* BEGIN Dataset *

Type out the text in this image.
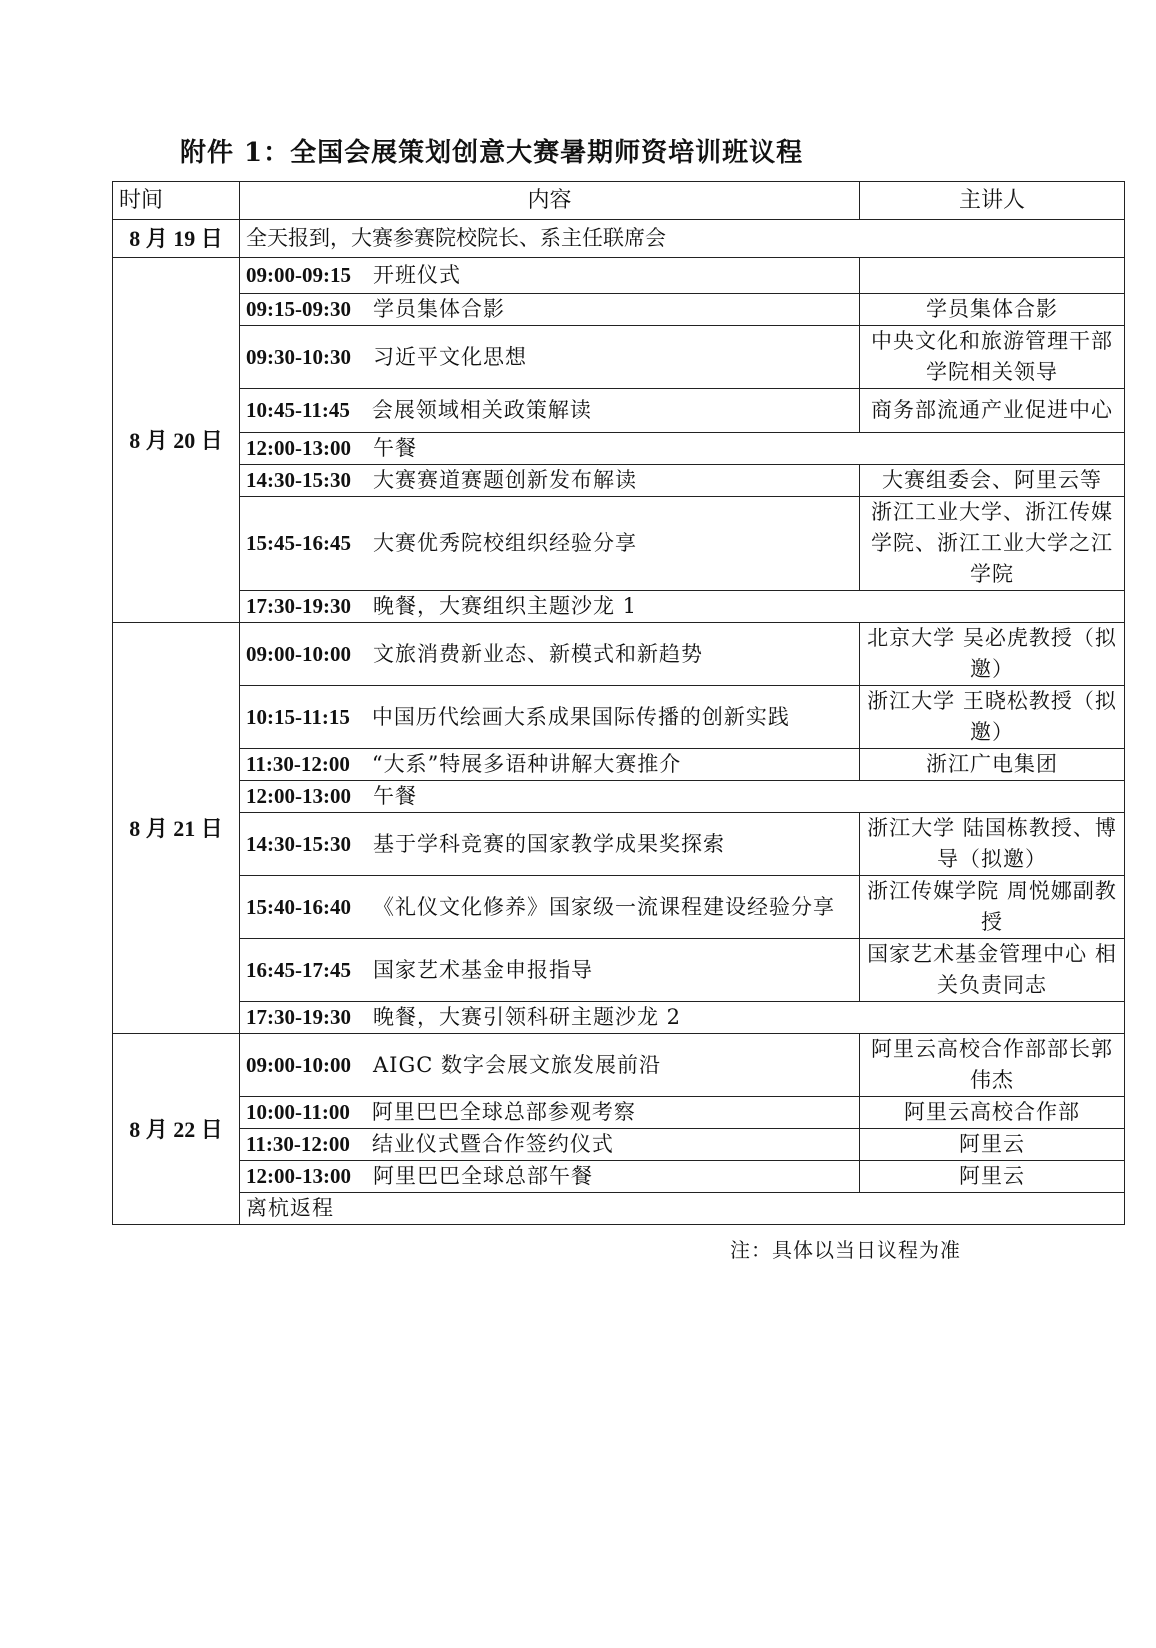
附件 1：全国会展策划创意大赛暑期师资培训班议程
时间	内容	主讲人
8 月 19 日	全天报到，大赛参赛院校院长、系主任联席会	
8 月 20 日	09:00-09:15 开班仪式	
	09:15-09:30 学员集体合影	学员集体合影
	09:30-10:30 习近平文化思想	中央文化和旅游管理干部学院相关领导
	10:45-11:45 会展领域相关政策解读	商务部流通产业促进中心
	12:00-13:00 午餐	
	14:30-15:30 大赛赛道赛题创新发布解读	大赛组委会、阿里云等
	15:45-16:45 大赛优秀院校组织经验分享	浙江工业大学、浙江传媒学院、浙江工业大学之江学院
	17:30-19:30 晚餐，大赛组织主题沙龙 1	
8 月 21 日	09:00-10:00 文旅消费新业态、新模式和新趋势	北京大学 吴必虎教授（拟邀）
	10:15-11:15 中国历代绘画大系成果国际传播的创新实践	浙江大学 王晓松教授（拟邀）
	11:30-12:00 “大系”特展多语种讲解大赛推介	浙江广电集团
	12:00-13:00 午餐	
	14:30-15:30 基于学科竞赛的国家教学成果奖探索	浙江大学 陆国栋教授、博导（拟邀）
	15:40-16:40 《礼仪文化修养》国家级一流课程建设经验分享	浙江传媒学院 周悦娜副教授
	16:45-17:45 国家艺术基金申报指导	国家艺术基金管理中心 相关负责同志
	17:30-19:30 晚餐，大赛引领科研主题沙龙 2	
8 月 22 日	09:00-10:00 AIGC 数字会展文旅发展前沿	阿里云高校合作部部长郭伟杰
	10:00-11:00 阿里巴巴全球总部参观考察	阿里云高校合作部
	11:30-12:00 结业仪式暨合作签约仪式	阿里云
	12:00-13:00 阿里巴巴全球总部午餐	阿里云
	离杭返程	
注：具体以当日议程为准
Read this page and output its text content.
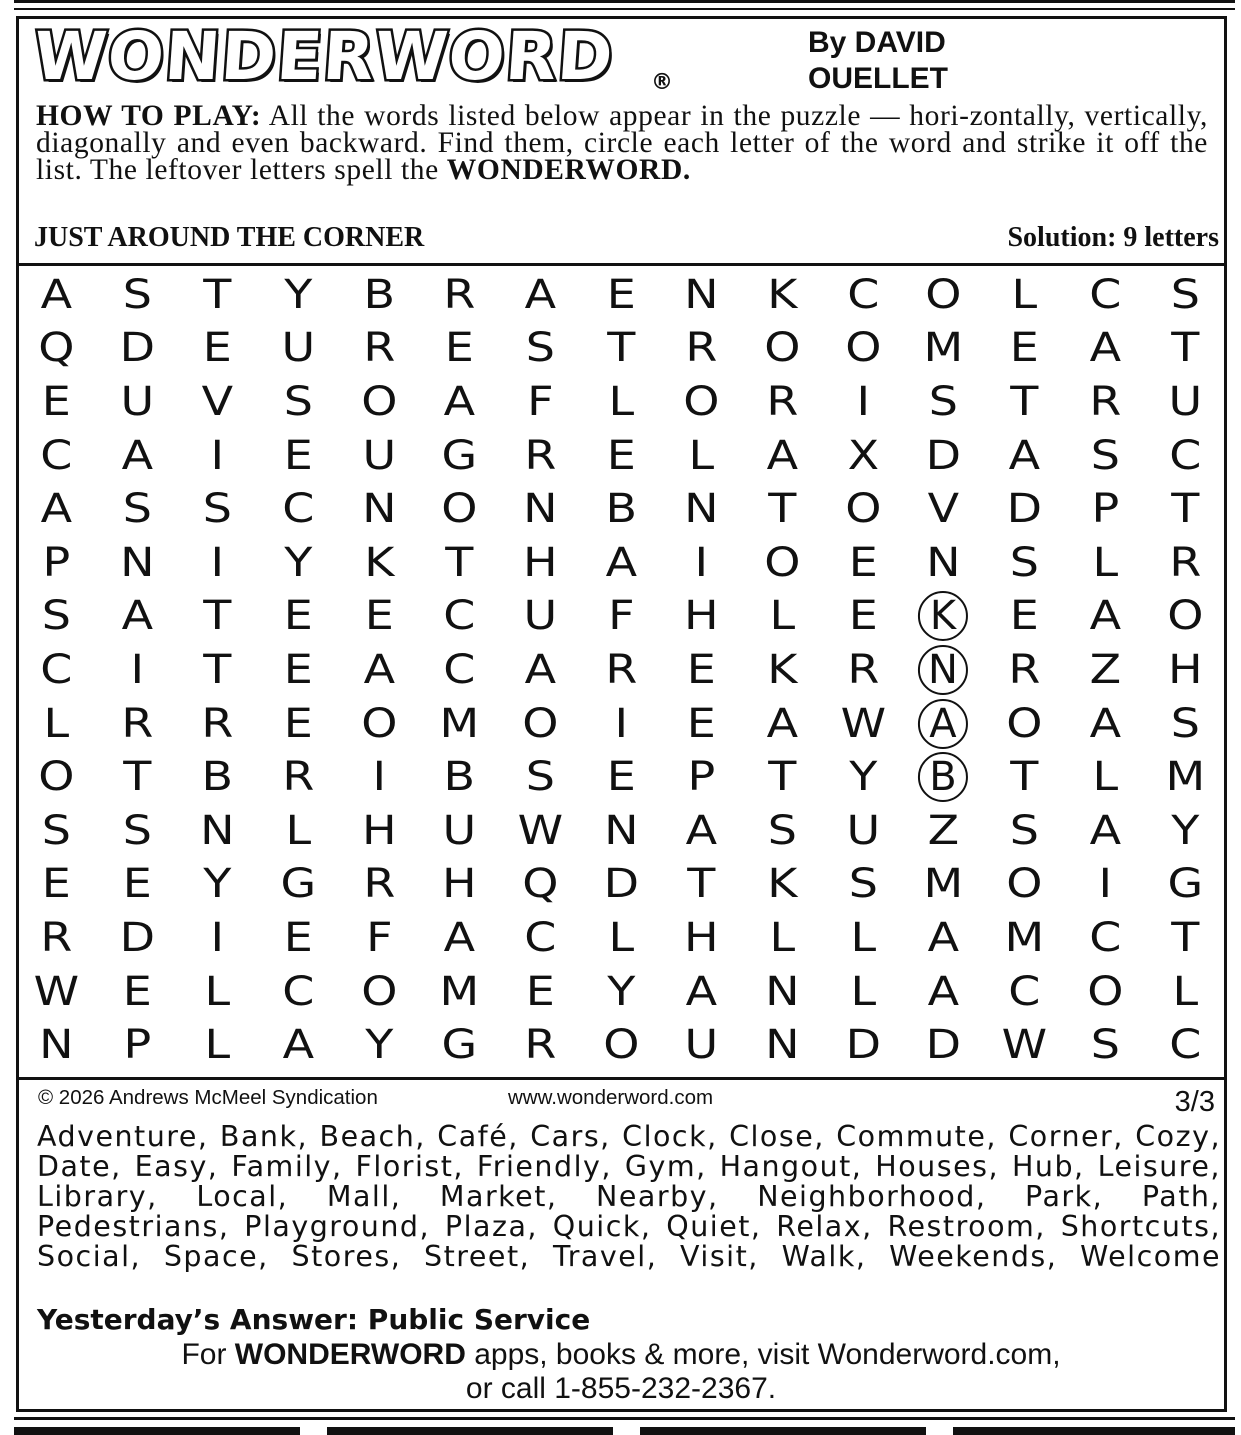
WONDERWORD ®
By DAVID
OUELLET
HOW TO PLAY: All the words listed below appear in the puzzle — hori-zontally, vertically, diagonally and even backward. Find them, circle each letter of the word and strike it off the list. The leftover letters spell the WONDERWORD.
JUST AROUND THE CORNER	Solution: 9 letters
A S T Y B R A E N K C O L C S
Q D E U R E S T R O O M E A T
E U V S O A F L O R I S T R U
C A I E U G R E L A X D A S C
A S S C N O N B N T O V D P T
P N I Y K T H A I O E N S L R
S A T E E C U F H L E K E A O
C I T E A C A R E K R N R Z H
L R R E O M O I E A W A O A S
O T B R I B S E P T Y B T L M
S S N L H U W N A S U Z S A Y
E E Y G R H Q D T K S M O I G
R D I E F A C L H L L A M C T
W E L C O M E Y A N L A C O L
N P L A Y G R O U N D D W S C
© 2026 Andrews McMeel Syndication	www.wonderword.com	3/3
Adventure, Bank, Beach, Café, Cars, Clock, Close, Commute, Corner, Cozy, Date, Easy, Family, Florist, Friendly, Gym, Hangout, Houses, Hub, Leisure, Library, Local, Mall, Market, Nearby, Neighborhood, Park, Path, Pedestrians, Playground, Plaza, Quick, Quiet, Relax, Restroom, Shortcuts, Social, Space, Stores, Street, Travel, Visit, Walk, Weekends, Welcome
Yesterday’s Answer: Public Service
For WONDERWORD apps, books & more, visit Wonderword.com,
or call 1-855-232-2367.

* END Dataset *

__Set task__:
Give every line back word for word and leave the pictures out.

__The result__:
Type out the text in this image.
附件 1：全国会展策划创意大赛暑期师资培训班议程
时间	内容	主讲人
8 月 19 日	全天报到，大赛参赛院校院长、系主任联席会	
8 月 20 日	09:00-09:15 开班仪式	
	09:15-09:30 学员集体合影	学员集体合影
	09:30-10:30 习近平文化思想	中央文化和旅游管理干部学院相关领导
	10:45-11:45 会展领域相关政策解读	商务部流通产业促进中心
	12:00-13:00 午餐	
	14:30-15:30 大赛赛道赛题创新发布解读	大赛组委会、阿里云等
	15:45-16:45 大赛优秀院校组织经验分享	浙江工业大学、浙江传媒学院、浙江工业大学之江学院
	17:30-19:30 晚餐，大赛组织主题沙龙 1	
8 月 21 日	09:00-10:00 文旅消费新业态、新模式和新趋势	北京大学 吴必虎教授（拟邀）
	10:15-11:15 中国历代绘画大系成果国际传播的创新实践	浙江大学 王晓松教授（拟邀）
	11:30-12:00 “大系”特展多语种讲解大赛推介	浙江广电集团
	12:00-13:00 午餐	
	14:30-15:30 基于学科竞赛的国家教学成果奖探索	浙江大学 陆国栋教授、博导（拟邀）
	15:40-16:40 《礼仪文化修养》国家级一流课程建设经验分享	浙江传媒学院 周悦娜副教授
	16:45-17:45 国家艺术基金申报指导	国家艺术基金管理中心 相关负责同志
	17:30-19:30 晚餐，大赛引领科研主题沙龙 2	
8 月 22 日	09:00-10:00 AIGC 数字会展文旅发展前沿	阿里云高校合作部部长郭伟杰
	10:00-11:00 阿里巴巴全球总部参观考察	阿里云高校合作部
	11:30-12:00 结业仪式暨合作签约仪式	阿里云
	12:00-13:00 阿里巴巴全球总部午餐	阿里云
	离杭返程	
注：具体以当日议程为准
Read this page and output its text content.
WONDERWORD ®
By DAVID
OUELLET
HOW TO PLAY: All the words listed below appear in the puzzle — hori-zontally, vertically, diagonally and even backward. Find them, circle each letter of the word and strike it off the list. The leftover letters spell the WONDERWORD.
JUST AROUND THE CORNER	Solution: 9 letters
A S T Y B R A E N K C O L C S
Q D E U R E S T R O O M E A T
E U V S O A F L O R I S T R U
C A I E U G R E L A X D A S C
A S S C N O N B N T O V D P T
P N I Y K T H A I O E N S L R
S A T E E C U F H L E K E A O
C I T E A C A R E K R N R Z H
L R R E O M O I E A W A O A S
O T B R I B S E P T Y B T L M
S S N L H U W N A S U Z S A Y
E E Y G R H Q D T K S M O I G
R D I E F A C L H L L A M C T
W E L C O M E Y A N L A C O L
N P L A Y G R O U N D D W S C
© 2026 Andrews McMeel Syndication	www.wonderword.com	3/3
Adventure, Bank, Beach, Café, Cars, Clock, Close, Commute, Corner, Cozy, Date, Easy, Family, Florist, Friendly, Gym, Hangout, Houses, Hub, Leisure, Library, Local, Mall, Market, Nearby, Neighborhood, Park, Path, Pedestrians, Playground, Plaza, Quick, Quiet, Relax, Restroom, Shortcuts, Social, Space, Stores, Street, Travel, Visit, Walk, Weekends, Welcome
Yesterday’s Answer: Public Service
For WONDERWORD apps, books & more, visit Wonderword.com,
or call 1-855-232-2367.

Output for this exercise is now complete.